■ **Your objective**
Leave out the pictures, then reproduce the rest of the material exactly.

[Data entries]
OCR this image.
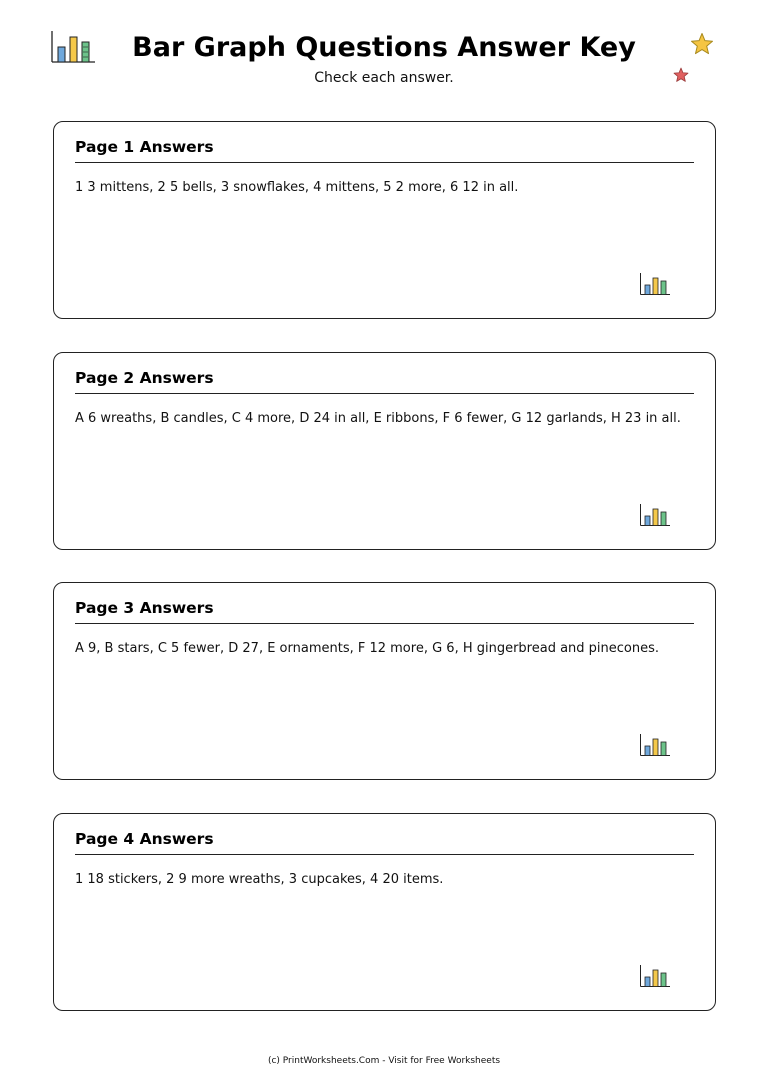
Bar Graph Questions Answer Key
Check each answer.
Page 1 Answers
1 3 mittens, 2 5 bells, 3 snowflakes, 4 mittens, 5 2 more, 6 12 in all.
Page 2 Answers
A 6 wreaths, B candles, C 4 more, D 24 in all, E ribbons, F 6 fewer, G 12 garlands, H 23 in all.
Page 3 Answers
A 9, B stars, C 5 fewer, D 27, E ornaments, F 12 more, G 6, H gingerbread and pinecones.
Page 4 Answers
1 18 stickers, 2 9 more wreaths, 3 cupcakes, 4 20 items.
(c) PrintWorksheets.Com - Visit for Free Worksheets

■ **Result of the task**
OCR this image.
Bar Graph Questions Answer Key
Check each answer.
Page 1 Answers
1 3 mittens, 2 5 bells, 3 snowflakes, 4 mittens, 5 2 more, 6 12 in all.
Page 2 Answers
A 6 wreaths, B candles, C 4 more, D 24 in all, E ribbons, F 6 fewer, G 12 garlands, H 23 in all.
Page 3 Answers
A 9, B stars, C 5 fewer, D 27, E ornaments, F 12 more, G 6, H gingerbread and pinecones.
Page 4 Answers
1 18 stickers, 2 9 more wreaths, 3 cupcakes, 4 20 items.
(c) PrintWorksheets.Com - Visit for Free Worksheets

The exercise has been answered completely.